(Data entries)
[BEGIN]
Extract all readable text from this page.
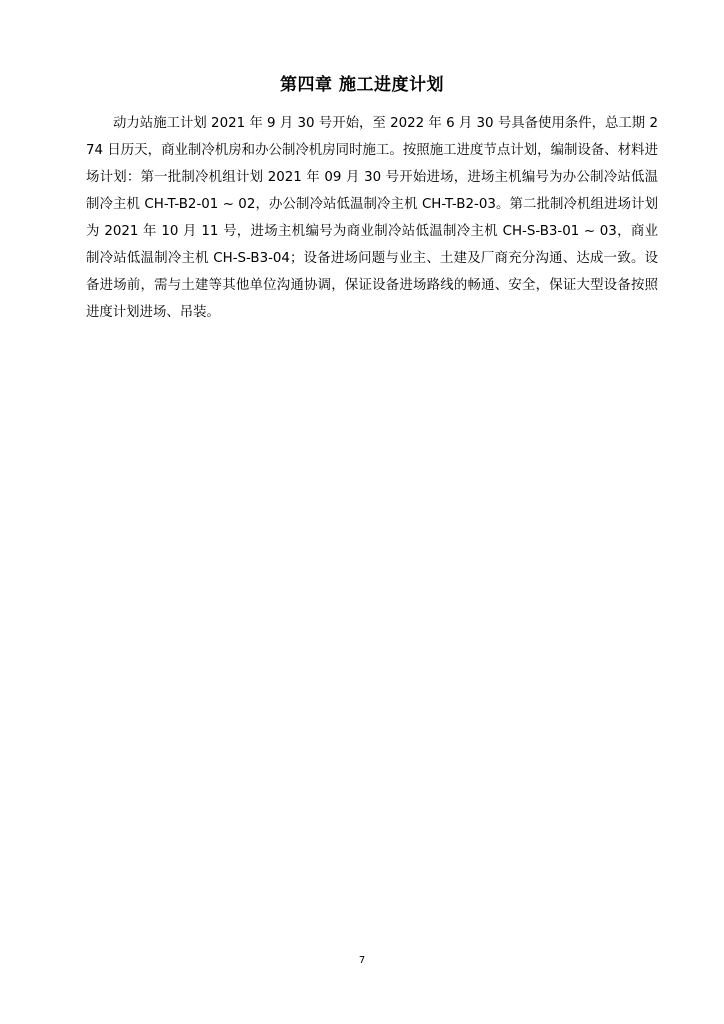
第四章 施工进度计划

动力站施工计划 2021 年 9 月 30 号开始，至 2022 年 6 月 30 号具备使用条件，总工期 274 日历天，商业制冷机房和办公制冷机房同时施工。按照施工进度节点计划，编制设备、材料进场计划：第一批制冷机组计划 2021 年 09 月 30 号开始进场，进场主机编号为办公制冷站低温制冷主机 CH-T-B2-01 ~ 02，办公制冷站低温制冷主机 CH-T-B2-03。第二批制冷机组进场计划为 2021 年 10 月 11 号，进场主机编号为商业制冷站低温制冷主机 CH-S-B3-01 ~ 03，商业制冷站低温制冷主机 CH-S-B3-04；设备进场问题与业主、土建及厂商充分沟通、达成一致。设备进场前，需与土建等其他单位沟通协调，保证设备进场路线的畅通、安全，保证大型设备按照进度计划进场、吊装。

7
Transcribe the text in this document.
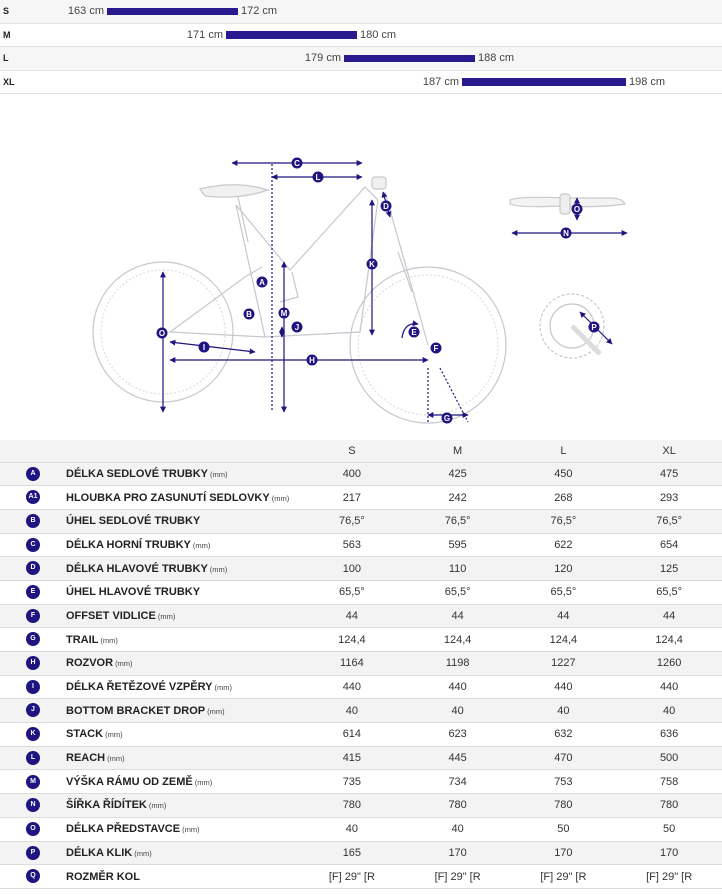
S	163 cm	172 cm
M	171 cm	180 cm
L	179 cm	188 cm
XL	187 cm	198 cm
A
B
C
D
E
F
G
H
I
J
K
L
M
N
O
O
P
		S	M	L	XL
A	DÉLKA SEDLOVÉ TRUBKY (mm)	400	425	450	475
A1	HLOUBKA PRO ZASUNUTÍ SEDLOVKY (mm)	217	242	268	293
B	ÚHEL SEDLOVÉ TRUBKY	76,5°	76,5°	76,5°	76,5°
C	DÉLKA HORNÍ TRUBKY (mm)	563	595	622	654
D	DÉLKA HLAVOVÉ TRUBKY (mm)	100	110	120	125
E	ÚHEL HLAVOVÉ TRUBKY	65,5°	65,5°	65,5°	65,5°
F	OFFSET VIDLICE (mm)	44	44	44	44
G	TRAIL (mm)	124,4	124,4	124,4	124,4
H	ROZVOR (mm)	1164	1198	1227	1260
I	DÉLKA ŘETĚZOVÉ VZPĚRY (mm)	440	440	440	440
J	BOTTOM BRACKET DROP (mm)	40	40	40	40
K	STACK (mm)	614	623	632	636
L	REACH (mm)	415	445	470	500
M	VÝŠKA RÁMU OD ZEMĚ (mm)	735	734	753	758
N	ŠÍŘKA ŘÍDÍTEK (mm)	780	780	780	780
O	DÉLKA PŘEDSTAVCE (mm)	40	40	50	50
P	DÉLKA KLIK (mm)	165	170	170	170
Q	ROZMĚR KOL	[F] 29" [R	[F] 29" [R	[F] 29" [R	[F] 29" [R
[END]
• **What to work on**: Where a line in the entries holds "ÚHEL", copy that line.

• **Complete output**:
B	ÚHEL SEDLOVÉ TRUBKY	76,5°	76,5°	76,5°	76,5°
E	ÚHEL HLAVOVÉ TRUBKY	65,5°	65,5°	65,5°	65,5°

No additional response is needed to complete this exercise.